Provided entries:

------------------------

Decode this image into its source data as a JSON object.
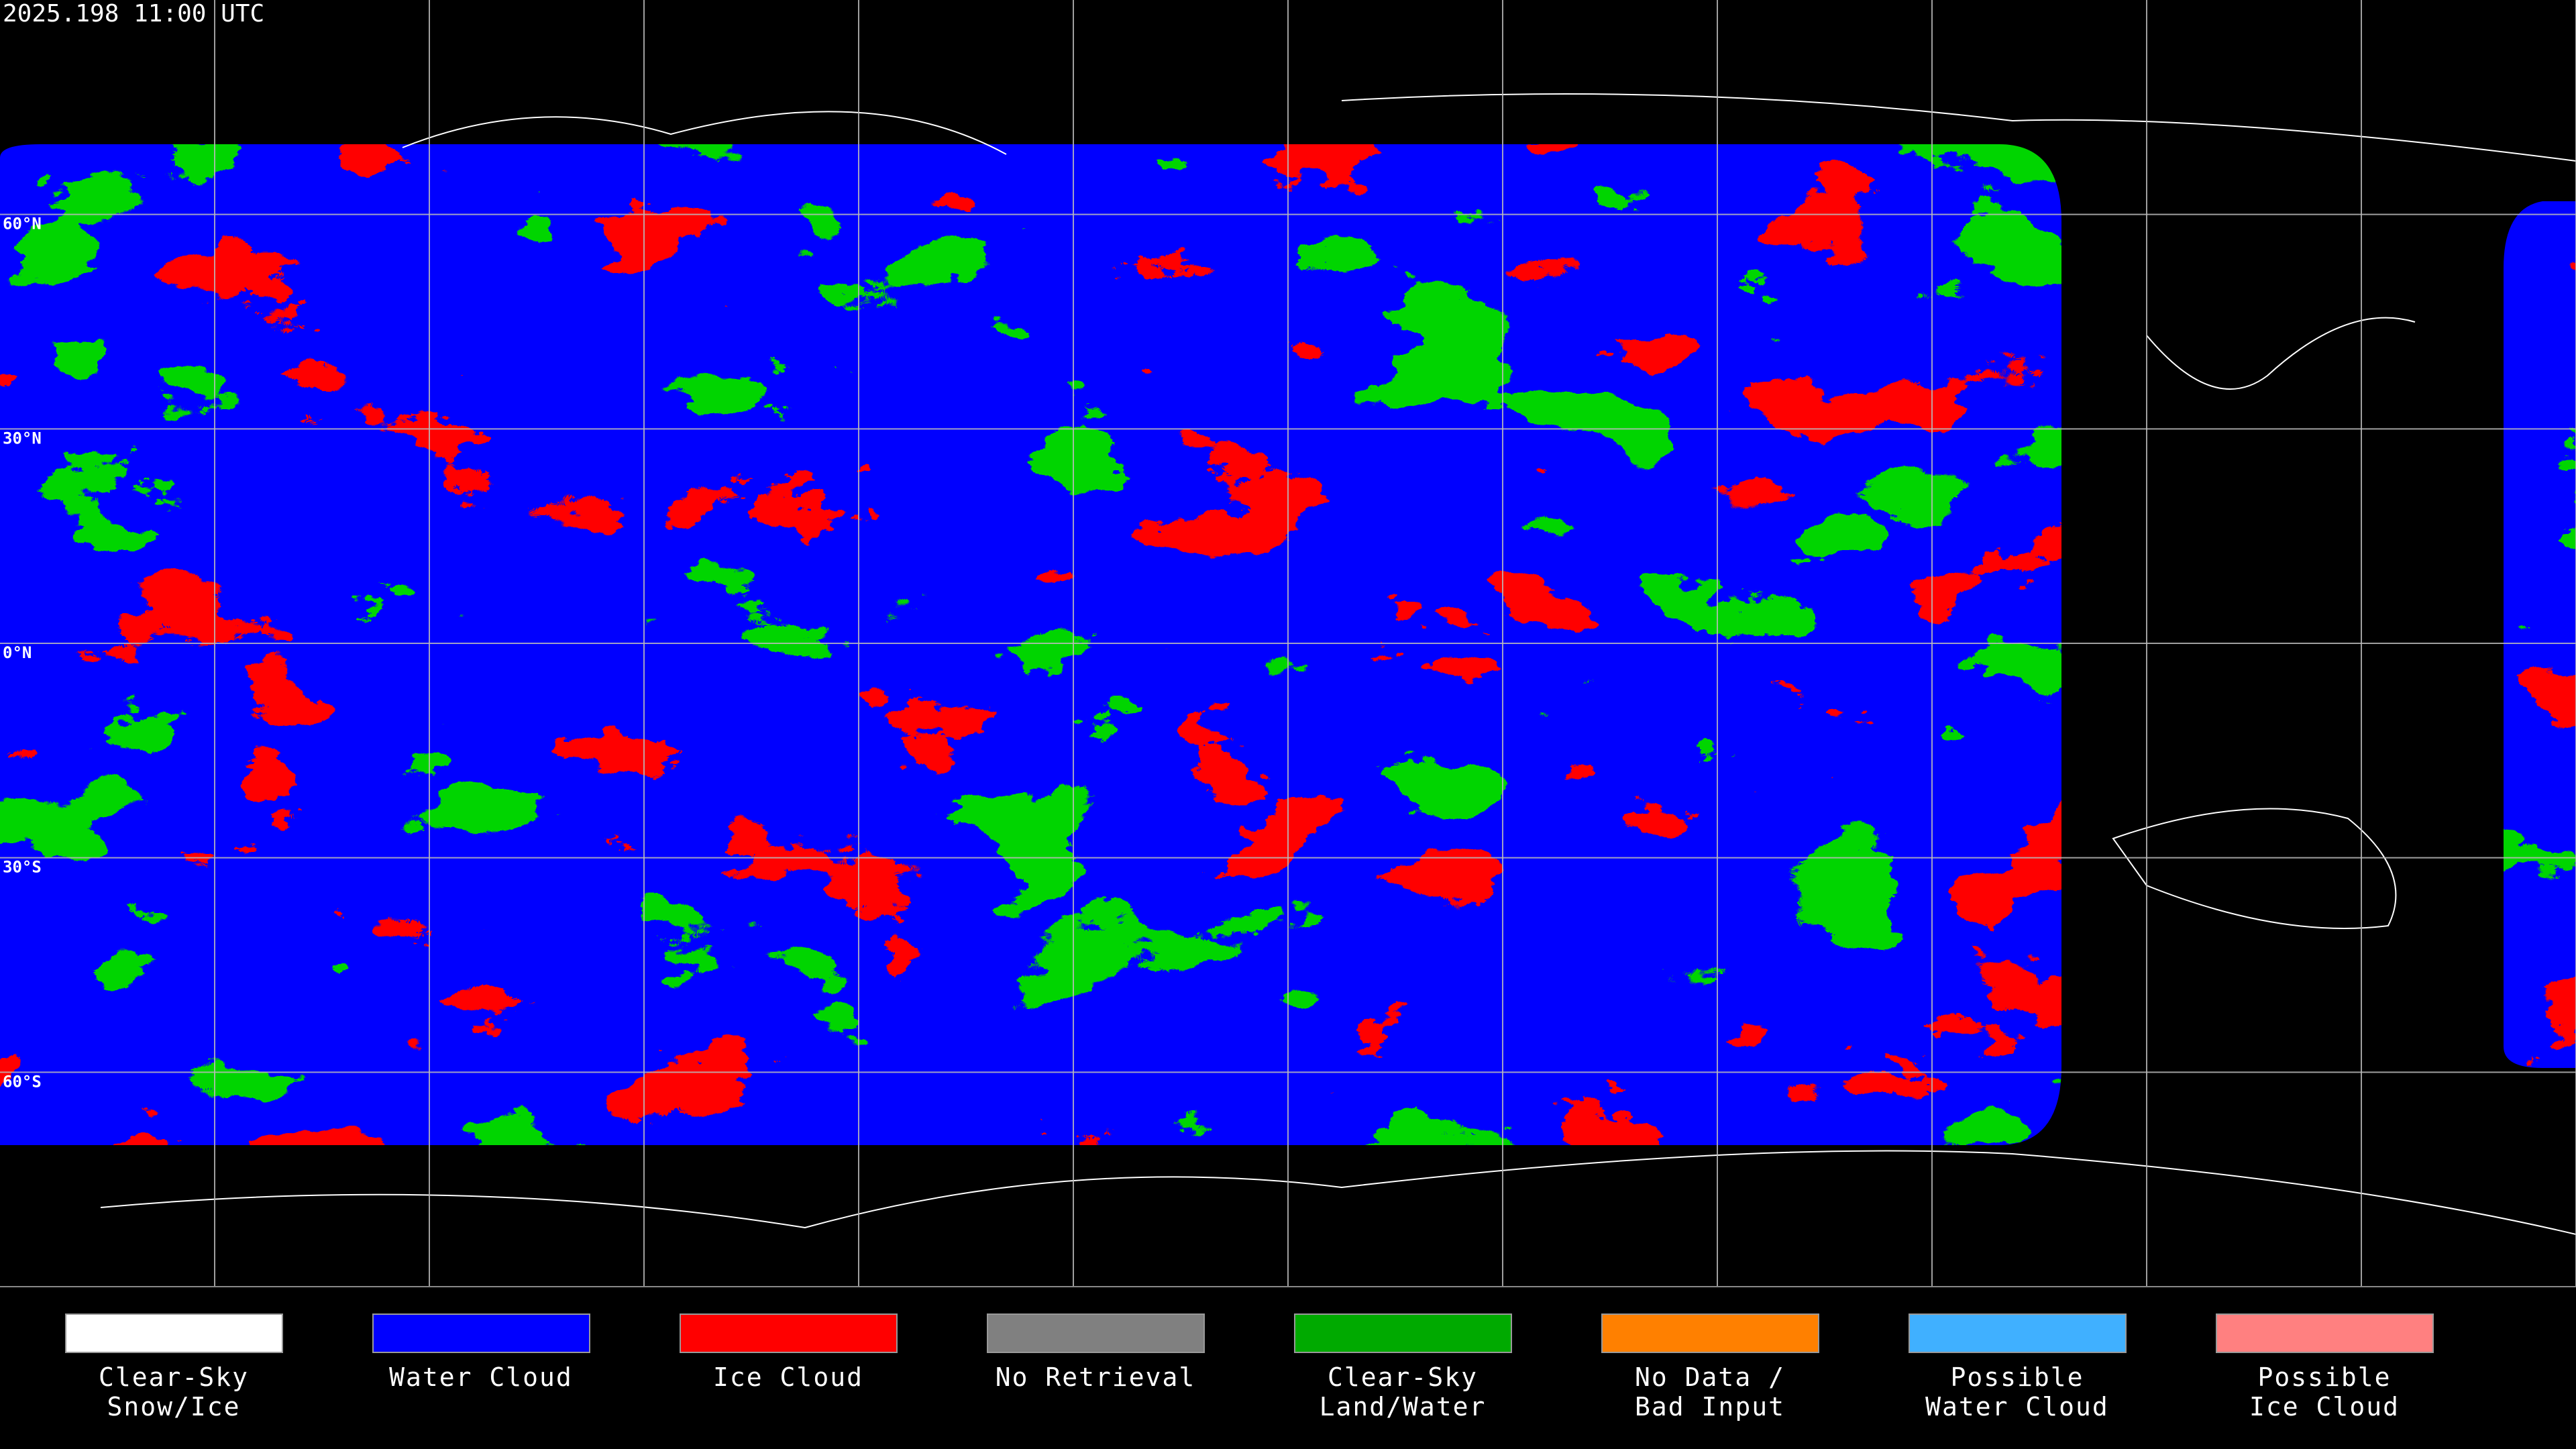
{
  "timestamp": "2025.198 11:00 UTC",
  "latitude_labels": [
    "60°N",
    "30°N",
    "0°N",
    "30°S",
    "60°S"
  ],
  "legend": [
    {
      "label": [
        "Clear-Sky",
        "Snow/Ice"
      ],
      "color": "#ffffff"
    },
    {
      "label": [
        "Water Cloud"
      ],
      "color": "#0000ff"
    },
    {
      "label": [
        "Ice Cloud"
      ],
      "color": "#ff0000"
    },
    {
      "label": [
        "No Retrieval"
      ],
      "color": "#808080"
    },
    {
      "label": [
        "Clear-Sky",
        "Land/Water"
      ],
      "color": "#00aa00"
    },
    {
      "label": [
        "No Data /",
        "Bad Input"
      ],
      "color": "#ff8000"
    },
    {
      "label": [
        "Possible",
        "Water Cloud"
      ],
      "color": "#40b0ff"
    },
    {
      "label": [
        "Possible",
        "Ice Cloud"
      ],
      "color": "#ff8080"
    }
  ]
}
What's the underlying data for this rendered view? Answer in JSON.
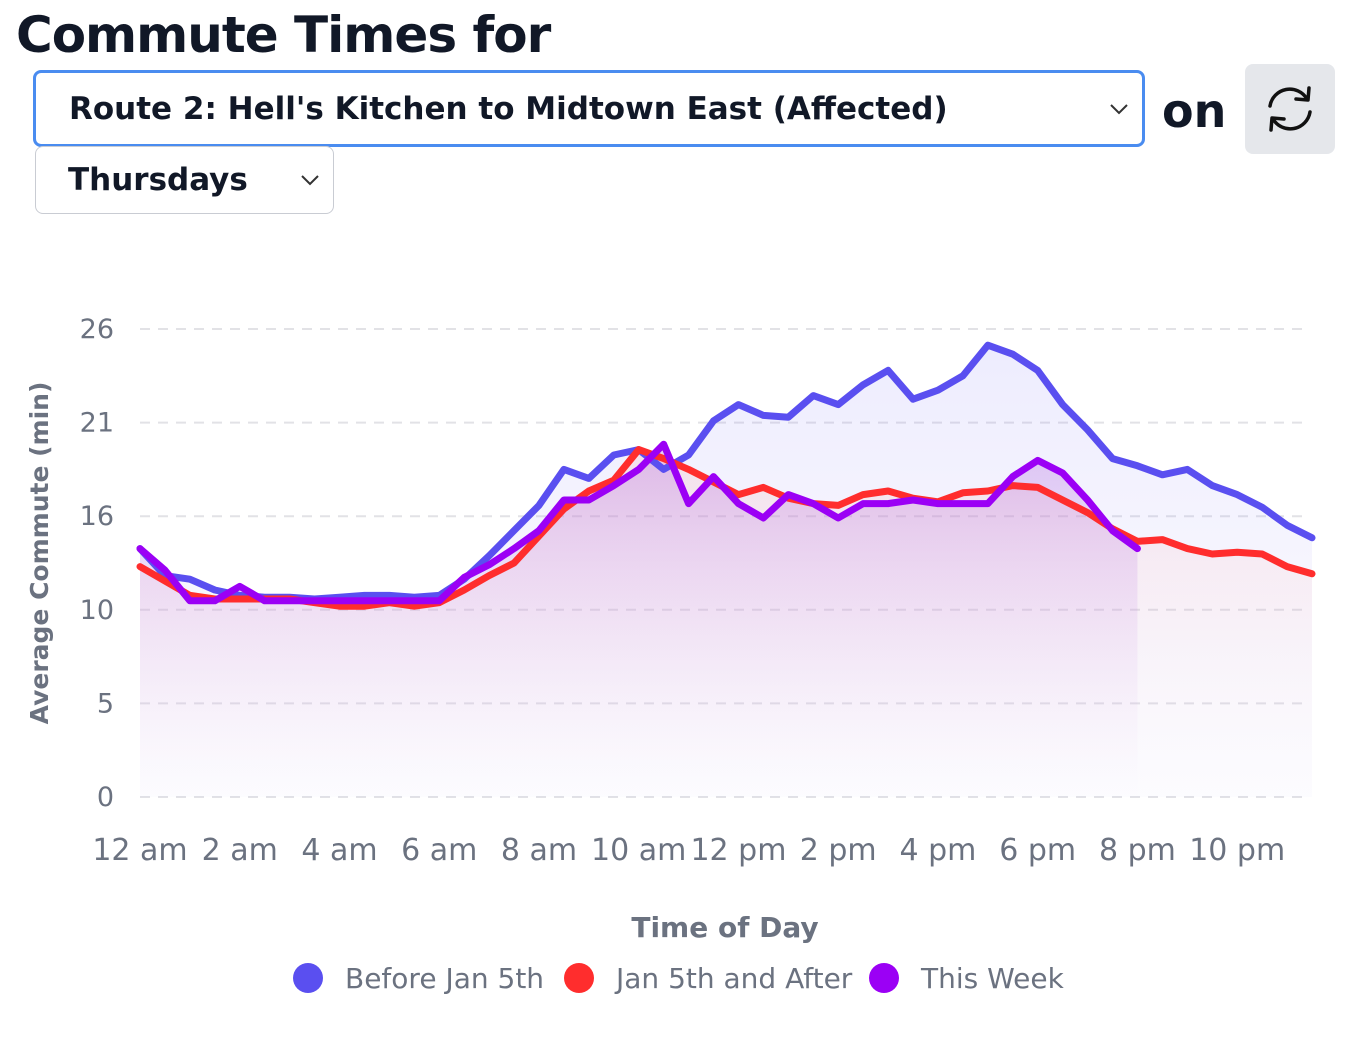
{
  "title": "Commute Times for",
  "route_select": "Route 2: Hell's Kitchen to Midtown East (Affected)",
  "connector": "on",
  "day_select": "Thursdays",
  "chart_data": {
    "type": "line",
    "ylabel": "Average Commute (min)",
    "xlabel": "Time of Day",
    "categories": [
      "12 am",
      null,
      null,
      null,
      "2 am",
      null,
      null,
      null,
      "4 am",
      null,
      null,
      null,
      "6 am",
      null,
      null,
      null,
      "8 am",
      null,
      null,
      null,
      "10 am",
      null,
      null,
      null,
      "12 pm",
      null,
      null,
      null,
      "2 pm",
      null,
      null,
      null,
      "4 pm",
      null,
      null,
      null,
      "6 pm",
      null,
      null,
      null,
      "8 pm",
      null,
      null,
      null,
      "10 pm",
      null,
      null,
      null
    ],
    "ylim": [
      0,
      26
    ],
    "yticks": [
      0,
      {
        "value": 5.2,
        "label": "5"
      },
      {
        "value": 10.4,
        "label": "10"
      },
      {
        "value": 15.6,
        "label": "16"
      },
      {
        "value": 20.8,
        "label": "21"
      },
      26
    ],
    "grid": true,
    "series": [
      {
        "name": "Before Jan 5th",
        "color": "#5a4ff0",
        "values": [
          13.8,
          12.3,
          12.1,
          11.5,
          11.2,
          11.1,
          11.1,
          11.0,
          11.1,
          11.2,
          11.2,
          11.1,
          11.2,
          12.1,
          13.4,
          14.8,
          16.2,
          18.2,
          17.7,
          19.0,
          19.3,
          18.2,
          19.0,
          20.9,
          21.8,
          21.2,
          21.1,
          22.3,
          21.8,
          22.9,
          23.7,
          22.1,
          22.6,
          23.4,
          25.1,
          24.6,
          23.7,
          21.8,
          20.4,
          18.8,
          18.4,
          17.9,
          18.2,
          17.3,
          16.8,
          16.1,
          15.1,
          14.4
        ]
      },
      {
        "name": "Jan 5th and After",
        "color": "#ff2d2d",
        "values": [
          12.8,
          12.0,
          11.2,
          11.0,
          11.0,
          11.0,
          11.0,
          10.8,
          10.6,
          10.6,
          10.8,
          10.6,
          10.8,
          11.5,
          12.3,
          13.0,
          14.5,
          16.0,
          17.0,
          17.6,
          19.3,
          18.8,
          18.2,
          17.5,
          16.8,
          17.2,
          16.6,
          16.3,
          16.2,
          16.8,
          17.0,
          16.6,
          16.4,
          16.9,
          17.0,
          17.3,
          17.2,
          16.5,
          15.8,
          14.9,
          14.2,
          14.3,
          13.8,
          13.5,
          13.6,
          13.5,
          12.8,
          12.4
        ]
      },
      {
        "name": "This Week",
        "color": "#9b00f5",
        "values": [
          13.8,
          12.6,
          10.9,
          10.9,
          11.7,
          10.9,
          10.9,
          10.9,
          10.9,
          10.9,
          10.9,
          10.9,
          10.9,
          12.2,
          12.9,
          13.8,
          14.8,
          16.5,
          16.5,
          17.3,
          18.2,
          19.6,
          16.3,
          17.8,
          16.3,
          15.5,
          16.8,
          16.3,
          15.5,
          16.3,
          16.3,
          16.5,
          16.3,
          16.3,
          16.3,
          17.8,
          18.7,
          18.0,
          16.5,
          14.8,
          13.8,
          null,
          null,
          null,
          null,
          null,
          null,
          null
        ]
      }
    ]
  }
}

------------------------

Goal of the exercise:
From start to finish, output the listing exactly, but omit its pictures.

Task solution:
Decode this image into its source data as a JSON object.
{
  "timestamp": "2025.198 11:00 UTC",
  "latitude_labels": [
    "60°N",
    "30°N",
    "0°N",
    "30°S",
    "60°S"
  ],
  "legend": [
    {
      "label": [
        "Clear-Sky",
        "Snow/Ice"
      ],
      "color": "#ffffff"
    },
    {
      "label": [
        "Water Cloud"
      ],
      "color": "#0000ff"
    },
    {
      "label": [
        "Ice Cloud"
      ],
      "color": "#ff0000"
    },
    {
      "label": [
        "No Retrieval"
      ],
      "color": "#808080"
    },
    {
      "label": [
        "Clear-Sky",
        "Land/Water"
      ],
      "color": "#00aa00"
    },
    {
      "label": [
        "No Data /",
        "Bad Input"
      ],
      "color": "#ff8000"
    },
    {
      "label": [
        "Possible",
        "Water Cloud"
      ],
      "color": "#40b0ff"
    },
    {
      "label": [
        "Possible",
        "Ice Cloud"
      ],
      "color": "#ff8080"
    }
  ]
}
What's the underlying data for this rendered view? Answer in JSON.
{
  "title": "Commute Times for",
  "route_select": "Route 2: Hell's Kitchen to Midtown East (Affected)",
  "connector": "on",
  "day_select": "Thursdays",
  "chart_data": {
    "type": "line",
    "ylabel": "Average Commute (min)",
    "xlabel": "Time of Day",
    "categories": [
      "12 am",
      null,
      null,
      null,
      "2 am",
      null,
      null,
      null,
      "4 am",
      null,
      null,
      null,
      "6 am",
      null,
      null,
      null,
      "8 am",
      null,
      null,
      null,
      "10 am",
      null,
      null,
      null,
      "12 pm",
      null,
      null,
      null,
      "2 pm",
      null,
      null,
      null,
      "4 pm",
      null,
      null,
      null,
      "6 pm",
      null,
      null,
      null,
      "8 pm",
      null,
      null,
      null,
      "10 pm",
      null,
      null,
      null
    ],
    "ylim": [
      0,
      26
    ],
    "yticks": [
      0,
      {
        "value": 5.2,
        "label": "5"
      },
      {
        "value": 10.4,
        "label": "10"
      },
      {
        "value": 15.6,
        "label": "16"
      },
      {
        "value": 20.8,
        "label": "21"
      },
      26
    ],
    "grid": true,
    "series": [
      {
        "name": "Before Jan 5th",
        "color": "#5a4ff0",
        "values": [
          13.8,
          12.3,
          12.1,
          11.5,
          11.2,
          11.1,
          11.1,
          11.0,
          11.1,
          11.2,
          11.2,
          11.1,
          11.2,
          12.1,
          13.4,
          14.8,
          16.2,
          18.2,
          17.7,
          19.0,
          19.3,
          18.2,
          19.0,
          20.9,
          21.8,
          21.2,
          21.1,
          22.3,
          21.8,
          22.9,
          23.7,
          22.1,
          22.6,
          23.4,
          25.1,
          24.6,
          23.7,
          21.8,
          20.4,
          18.8,
          18.4,
          17.9,
          18.2,
          17.3,
          16.8,
          16.1,
          15.1,
          14.4
        ]
      },
      {
        "name": "Jan 5th and After",
        "color": "#ff2d2d",
        "values": [
          12.8,
          12.0,
          11.2,
          11.0,
          11.0,
          11.0,
          11.0,
          10.8,
          10.6,
          10.6,
          10.8,
          10.6,
          10.8,
          11.5,
          12.3,
          13.0,
          14.5,
          16.0,
          17.0,
          17.6,
          19.3,
          18.8,
          18.2,
          17.5,
          16.8,
          17.2,
          16.6,
          16.3,
          16.2,
          16.8,
          17.0,
          16.6,
          16.4,
          16.9,
          17.0,
          17.3,
          17.2,
          16.5,
          15.8,
          14.9,
          14.2,
          14.3,
          13.8,
          13.5,
          13.6,
          13.5,
          12.8,
          12.4
        ]
      },
      {
        "name": "This Week",
        "color": "#9b00f5",
        "values": [
          13.8,
          12.6,
          10.9,
          10.9,
          11.7,
          10.9,
          10.9,
          10.9,
          10.9,
          10.9,
          10.9,
          10.9,
          10.9,
          12.2,
          12.9,
          13.8,
          14.8,
          16.5,
          16.5,
          17.3,
          18.2,
          19.6,
          16.3,
          17.8,
          16.3,
          15.5,
          16.8,
          16.3,
          15.5,
          16.3,
          16.3,
          16.5,
          16.3,
          16.3,
          16.3,
          17.8,
          18.7,
          18.0,
          16.5,
          14.8,
          13.8,
          null,
          null,
          null,
          null,
          null,
          null,
          null
        ]
      }
    ]
  }
}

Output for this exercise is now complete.